WHAT YOU ARE ASKED TO DO. For each line that holds "Magnitude", copy the line out.

Figure contents as structured data
= = = = =

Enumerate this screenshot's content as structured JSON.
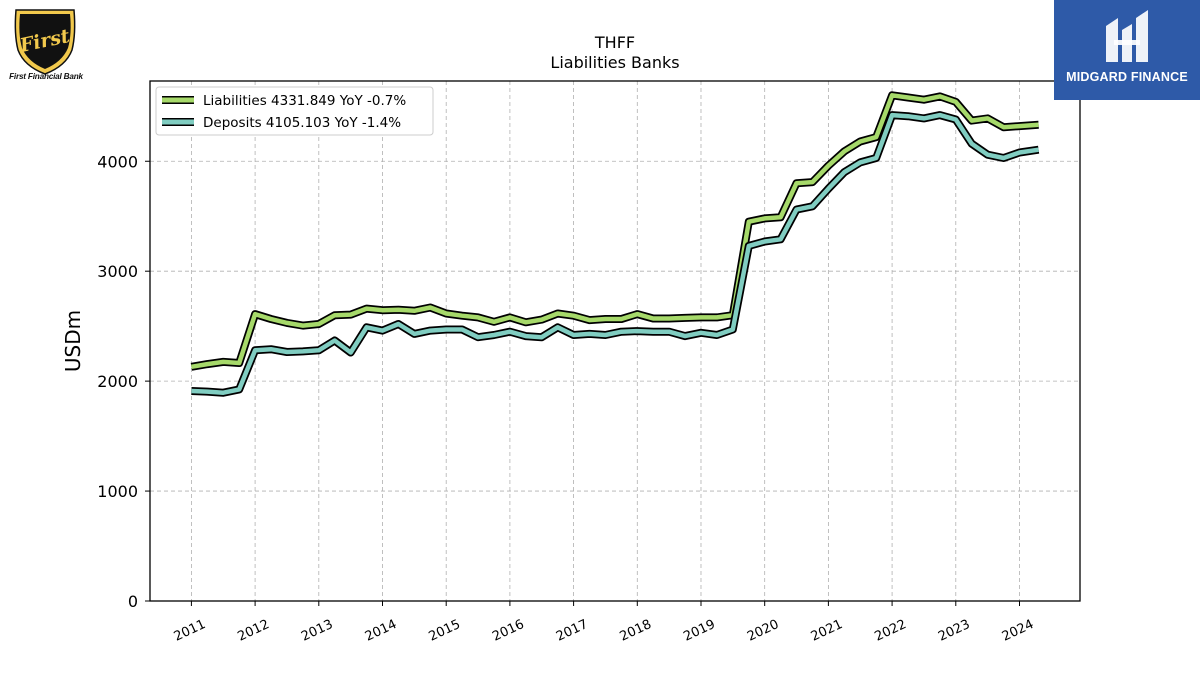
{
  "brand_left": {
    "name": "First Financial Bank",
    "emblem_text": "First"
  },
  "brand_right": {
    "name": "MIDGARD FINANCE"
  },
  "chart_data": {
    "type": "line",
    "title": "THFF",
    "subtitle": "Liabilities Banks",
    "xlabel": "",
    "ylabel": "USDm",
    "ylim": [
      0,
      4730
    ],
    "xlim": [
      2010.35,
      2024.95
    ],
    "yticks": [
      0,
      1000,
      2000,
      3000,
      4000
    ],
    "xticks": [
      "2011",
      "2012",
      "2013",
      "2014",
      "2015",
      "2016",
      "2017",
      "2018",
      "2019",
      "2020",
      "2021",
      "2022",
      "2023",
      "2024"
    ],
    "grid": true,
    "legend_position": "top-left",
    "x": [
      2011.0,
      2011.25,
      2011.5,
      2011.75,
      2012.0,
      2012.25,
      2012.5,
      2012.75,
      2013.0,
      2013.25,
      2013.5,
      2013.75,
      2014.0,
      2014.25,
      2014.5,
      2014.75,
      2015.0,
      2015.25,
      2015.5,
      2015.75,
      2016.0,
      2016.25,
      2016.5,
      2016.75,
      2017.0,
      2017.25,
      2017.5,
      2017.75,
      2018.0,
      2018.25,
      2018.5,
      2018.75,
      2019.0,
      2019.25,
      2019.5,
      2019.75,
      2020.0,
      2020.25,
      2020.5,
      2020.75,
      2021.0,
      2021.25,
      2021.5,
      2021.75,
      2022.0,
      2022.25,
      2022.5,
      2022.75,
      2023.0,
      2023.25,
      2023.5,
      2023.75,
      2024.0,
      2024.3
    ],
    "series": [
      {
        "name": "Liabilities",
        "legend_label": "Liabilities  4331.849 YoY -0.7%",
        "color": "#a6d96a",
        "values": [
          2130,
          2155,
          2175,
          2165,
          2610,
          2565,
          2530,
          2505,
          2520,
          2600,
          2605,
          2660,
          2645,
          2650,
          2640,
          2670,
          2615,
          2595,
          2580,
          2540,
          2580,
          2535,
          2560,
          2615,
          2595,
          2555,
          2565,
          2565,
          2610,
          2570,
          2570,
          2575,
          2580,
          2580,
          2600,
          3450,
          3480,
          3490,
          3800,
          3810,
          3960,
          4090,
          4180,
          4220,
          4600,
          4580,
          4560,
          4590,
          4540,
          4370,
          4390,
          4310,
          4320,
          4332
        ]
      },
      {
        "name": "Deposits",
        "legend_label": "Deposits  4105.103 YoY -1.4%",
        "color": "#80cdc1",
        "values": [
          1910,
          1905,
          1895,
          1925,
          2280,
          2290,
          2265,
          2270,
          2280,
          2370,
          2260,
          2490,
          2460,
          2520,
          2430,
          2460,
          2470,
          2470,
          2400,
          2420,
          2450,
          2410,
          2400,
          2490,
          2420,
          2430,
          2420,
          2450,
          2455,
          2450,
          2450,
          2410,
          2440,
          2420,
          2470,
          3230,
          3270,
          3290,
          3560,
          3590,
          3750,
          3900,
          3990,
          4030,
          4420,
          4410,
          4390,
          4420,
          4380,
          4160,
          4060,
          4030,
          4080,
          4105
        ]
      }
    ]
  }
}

= = = = =

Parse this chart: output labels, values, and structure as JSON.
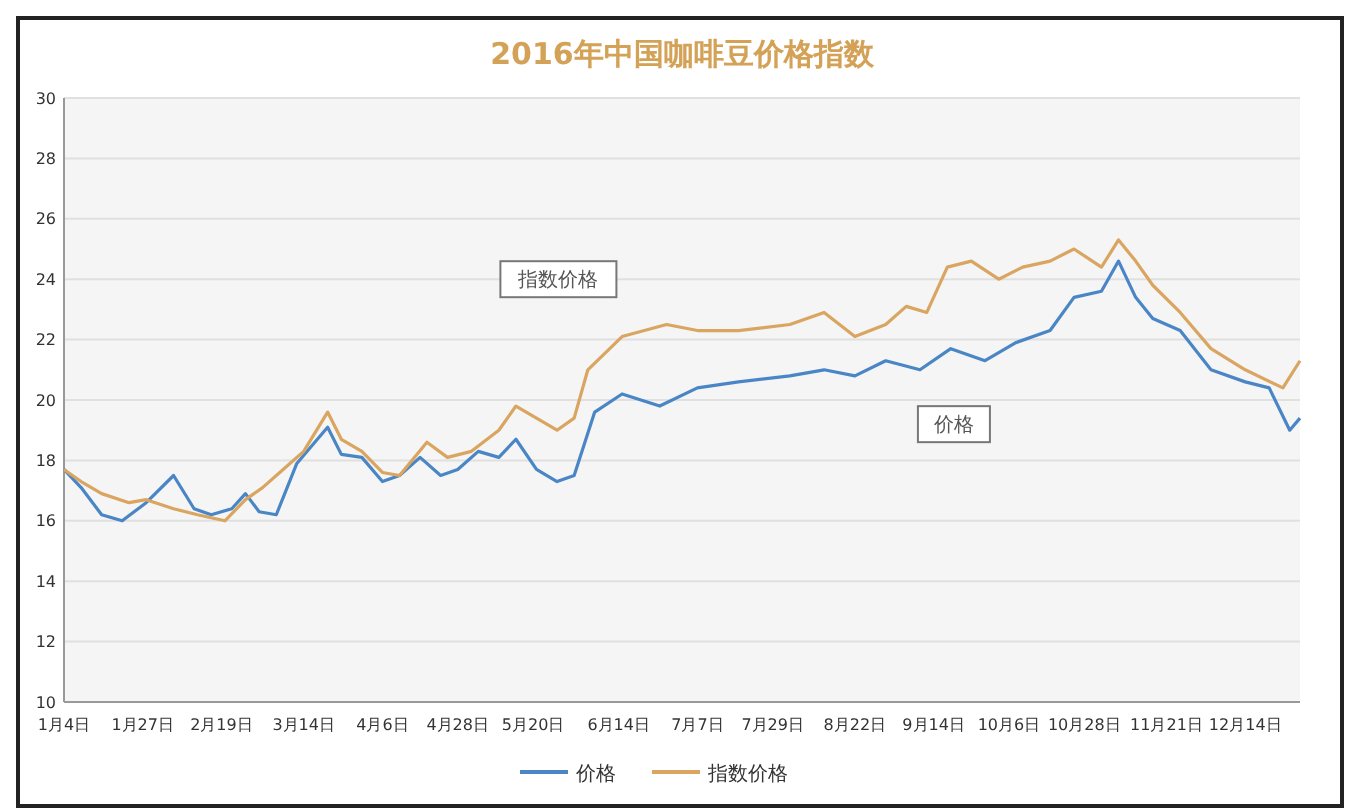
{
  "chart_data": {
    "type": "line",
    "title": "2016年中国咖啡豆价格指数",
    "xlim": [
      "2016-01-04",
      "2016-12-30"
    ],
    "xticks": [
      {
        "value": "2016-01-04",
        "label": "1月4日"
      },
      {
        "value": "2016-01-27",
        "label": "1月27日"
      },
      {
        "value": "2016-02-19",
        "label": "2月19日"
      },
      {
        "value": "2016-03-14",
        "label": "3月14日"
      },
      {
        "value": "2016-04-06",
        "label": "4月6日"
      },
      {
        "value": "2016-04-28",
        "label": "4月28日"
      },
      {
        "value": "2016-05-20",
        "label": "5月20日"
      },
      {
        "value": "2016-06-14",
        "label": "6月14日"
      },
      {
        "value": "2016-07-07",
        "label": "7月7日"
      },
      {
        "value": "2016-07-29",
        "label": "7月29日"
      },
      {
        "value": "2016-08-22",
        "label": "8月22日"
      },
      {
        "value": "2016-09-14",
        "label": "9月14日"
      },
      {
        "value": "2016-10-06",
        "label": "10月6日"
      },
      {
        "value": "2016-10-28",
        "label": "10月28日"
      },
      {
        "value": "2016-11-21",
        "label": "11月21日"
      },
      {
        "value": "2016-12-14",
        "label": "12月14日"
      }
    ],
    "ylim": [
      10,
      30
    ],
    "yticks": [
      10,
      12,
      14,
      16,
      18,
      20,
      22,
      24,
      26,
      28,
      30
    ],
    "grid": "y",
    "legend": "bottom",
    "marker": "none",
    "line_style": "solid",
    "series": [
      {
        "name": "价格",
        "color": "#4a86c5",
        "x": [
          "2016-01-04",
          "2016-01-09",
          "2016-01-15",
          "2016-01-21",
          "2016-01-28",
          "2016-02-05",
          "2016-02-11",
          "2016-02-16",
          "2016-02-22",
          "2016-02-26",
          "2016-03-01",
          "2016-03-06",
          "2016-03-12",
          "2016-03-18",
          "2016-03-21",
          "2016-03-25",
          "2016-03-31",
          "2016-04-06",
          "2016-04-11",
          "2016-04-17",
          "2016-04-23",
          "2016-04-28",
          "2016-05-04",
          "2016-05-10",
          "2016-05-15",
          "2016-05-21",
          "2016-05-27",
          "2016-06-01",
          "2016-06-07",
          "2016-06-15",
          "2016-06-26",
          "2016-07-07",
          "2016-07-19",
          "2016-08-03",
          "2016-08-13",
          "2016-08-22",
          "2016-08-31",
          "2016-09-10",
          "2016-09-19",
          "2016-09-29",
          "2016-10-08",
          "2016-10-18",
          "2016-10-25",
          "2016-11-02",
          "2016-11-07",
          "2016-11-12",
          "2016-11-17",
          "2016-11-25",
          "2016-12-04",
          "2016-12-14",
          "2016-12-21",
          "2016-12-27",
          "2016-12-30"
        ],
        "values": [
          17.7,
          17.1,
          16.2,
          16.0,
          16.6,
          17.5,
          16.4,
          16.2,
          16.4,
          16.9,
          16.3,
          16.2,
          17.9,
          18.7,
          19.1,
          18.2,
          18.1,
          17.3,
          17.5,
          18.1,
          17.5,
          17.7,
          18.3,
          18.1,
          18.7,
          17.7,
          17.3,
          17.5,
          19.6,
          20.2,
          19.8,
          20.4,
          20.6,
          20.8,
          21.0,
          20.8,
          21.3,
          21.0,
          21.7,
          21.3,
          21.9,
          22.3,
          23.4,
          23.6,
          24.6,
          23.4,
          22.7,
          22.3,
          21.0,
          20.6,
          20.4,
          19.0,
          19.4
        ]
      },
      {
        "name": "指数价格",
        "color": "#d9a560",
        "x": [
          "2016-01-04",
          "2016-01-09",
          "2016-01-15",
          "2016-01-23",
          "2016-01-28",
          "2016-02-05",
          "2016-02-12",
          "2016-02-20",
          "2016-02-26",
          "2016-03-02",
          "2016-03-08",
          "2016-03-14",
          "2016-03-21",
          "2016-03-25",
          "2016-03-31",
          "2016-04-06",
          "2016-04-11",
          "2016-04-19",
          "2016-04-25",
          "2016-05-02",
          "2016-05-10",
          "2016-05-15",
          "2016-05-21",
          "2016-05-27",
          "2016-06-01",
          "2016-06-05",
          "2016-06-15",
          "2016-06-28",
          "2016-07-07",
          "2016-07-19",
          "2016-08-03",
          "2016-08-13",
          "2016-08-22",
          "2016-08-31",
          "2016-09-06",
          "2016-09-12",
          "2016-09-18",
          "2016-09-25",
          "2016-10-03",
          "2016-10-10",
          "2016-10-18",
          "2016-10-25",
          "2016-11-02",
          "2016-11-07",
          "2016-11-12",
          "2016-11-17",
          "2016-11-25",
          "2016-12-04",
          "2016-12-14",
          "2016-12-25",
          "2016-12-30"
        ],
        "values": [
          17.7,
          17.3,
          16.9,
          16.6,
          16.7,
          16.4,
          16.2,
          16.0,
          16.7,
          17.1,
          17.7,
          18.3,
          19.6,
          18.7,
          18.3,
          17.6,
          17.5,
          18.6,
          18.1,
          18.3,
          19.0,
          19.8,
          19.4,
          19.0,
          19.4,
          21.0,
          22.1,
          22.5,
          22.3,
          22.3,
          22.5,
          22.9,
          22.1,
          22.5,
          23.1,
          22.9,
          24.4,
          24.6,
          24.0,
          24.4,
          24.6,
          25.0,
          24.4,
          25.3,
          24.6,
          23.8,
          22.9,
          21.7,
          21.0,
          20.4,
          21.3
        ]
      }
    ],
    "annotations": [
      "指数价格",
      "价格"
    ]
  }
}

= = = = =

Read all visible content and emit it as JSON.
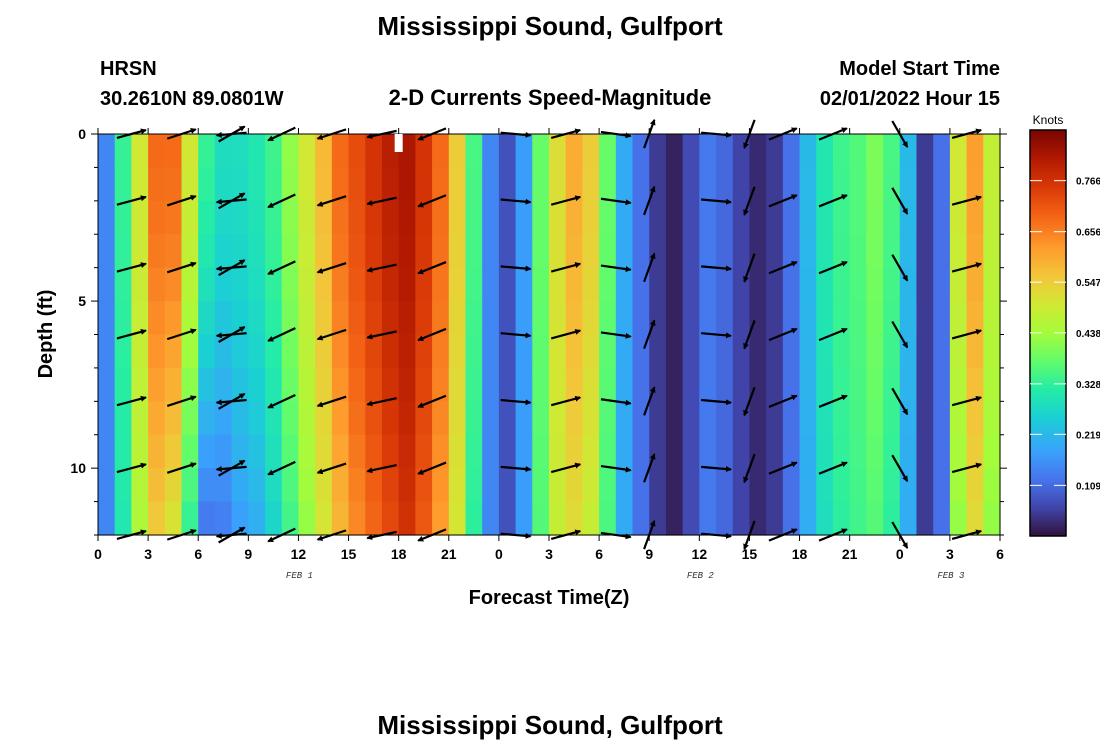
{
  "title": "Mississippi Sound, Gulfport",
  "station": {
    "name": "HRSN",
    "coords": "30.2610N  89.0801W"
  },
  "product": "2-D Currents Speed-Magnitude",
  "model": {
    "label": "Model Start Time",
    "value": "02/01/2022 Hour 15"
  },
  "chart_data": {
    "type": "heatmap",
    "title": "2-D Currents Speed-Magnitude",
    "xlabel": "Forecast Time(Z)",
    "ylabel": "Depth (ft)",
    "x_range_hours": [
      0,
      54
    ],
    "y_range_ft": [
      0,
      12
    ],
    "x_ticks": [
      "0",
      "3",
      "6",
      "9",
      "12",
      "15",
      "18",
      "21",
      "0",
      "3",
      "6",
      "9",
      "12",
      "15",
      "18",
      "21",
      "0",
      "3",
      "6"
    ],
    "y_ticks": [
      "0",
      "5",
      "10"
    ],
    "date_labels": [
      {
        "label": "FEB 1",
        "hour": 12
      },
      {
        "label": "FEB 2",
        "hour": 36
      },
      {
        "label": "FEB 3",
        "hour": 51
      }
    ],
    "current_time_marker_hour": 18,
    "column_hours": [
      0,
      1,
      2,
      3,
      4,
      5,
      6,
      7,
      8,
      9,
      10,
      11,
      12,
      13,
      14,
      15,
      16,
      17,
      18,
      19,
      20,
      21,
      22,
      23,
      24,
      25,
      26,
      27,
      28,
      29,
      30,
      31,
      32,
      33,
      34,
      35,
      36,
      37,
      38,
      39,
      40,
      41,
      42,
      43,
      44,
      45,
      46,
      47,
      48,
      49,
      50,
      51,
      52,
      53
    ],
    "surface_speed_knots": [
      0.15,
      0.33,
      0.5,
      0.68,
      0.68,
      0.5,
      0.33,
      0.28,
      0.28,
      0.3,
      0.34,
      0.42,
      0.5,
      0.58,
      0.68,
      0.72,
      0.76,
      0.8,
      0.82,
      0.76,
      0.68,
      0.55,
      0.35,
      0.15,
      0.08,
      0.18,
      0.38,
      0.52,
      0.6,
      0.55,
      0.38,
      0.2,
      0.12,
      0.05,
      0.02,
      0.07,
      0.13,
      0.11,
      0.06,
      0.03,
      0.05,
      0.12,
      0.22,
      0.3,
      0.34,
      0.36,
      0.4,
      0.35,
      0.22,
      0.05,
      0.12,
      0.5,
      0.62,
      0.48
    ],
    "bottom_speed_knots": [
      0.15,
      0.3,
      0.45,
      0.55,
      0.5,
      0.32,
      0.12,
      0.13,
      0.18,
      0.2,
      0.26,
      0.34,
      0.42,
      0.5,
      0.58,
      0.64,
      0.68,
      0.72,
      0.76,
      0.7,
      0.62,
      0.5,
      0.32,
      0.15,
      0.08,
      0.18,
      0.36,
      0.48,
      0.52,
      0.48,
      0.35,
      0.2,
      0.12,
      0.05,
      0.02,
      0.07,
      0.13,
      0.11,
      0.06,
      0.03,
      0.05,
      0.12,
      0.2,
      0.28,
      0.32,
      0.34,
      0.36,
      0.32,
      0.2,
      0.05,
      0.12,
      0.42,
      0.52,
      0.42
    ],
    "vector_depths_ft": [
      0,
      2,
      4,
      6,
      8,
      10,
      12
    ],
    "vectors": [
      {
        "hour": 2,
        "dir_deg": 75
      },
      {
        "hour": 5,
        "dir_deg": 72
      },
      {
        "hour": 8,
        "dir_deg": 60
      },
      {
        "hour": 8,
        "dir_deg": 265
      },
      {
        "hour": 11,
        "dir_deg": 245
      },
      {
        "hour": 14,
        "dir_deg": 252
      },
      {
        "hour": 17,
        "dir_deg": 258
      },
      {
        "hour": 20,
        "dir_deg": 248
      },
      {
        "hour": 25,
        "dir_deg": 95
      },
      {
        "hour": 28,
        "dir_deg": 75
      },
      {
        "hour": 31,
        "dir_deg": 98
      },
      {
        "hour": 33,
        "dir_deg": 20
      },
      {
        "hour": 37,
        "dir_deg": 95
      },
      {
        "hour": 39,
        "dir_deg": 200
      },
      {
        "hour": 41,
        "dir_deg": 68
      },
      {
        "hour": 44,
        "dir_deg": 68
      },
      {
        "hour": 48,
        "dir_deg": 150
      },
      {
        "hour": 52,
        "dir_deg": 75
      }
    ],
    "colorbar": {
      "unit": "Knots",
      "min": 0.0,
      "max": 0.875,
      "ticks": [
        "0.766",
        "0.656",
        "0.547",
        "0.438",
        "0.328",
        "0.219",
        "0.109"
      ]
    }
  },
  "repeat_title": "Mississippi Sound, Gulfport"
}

= = = = =

ANSWER FOR THE TASK.
  "product": "2-D Currents Speed-Magnitude",
    "title": "2-D Currents Speed-Magnitude",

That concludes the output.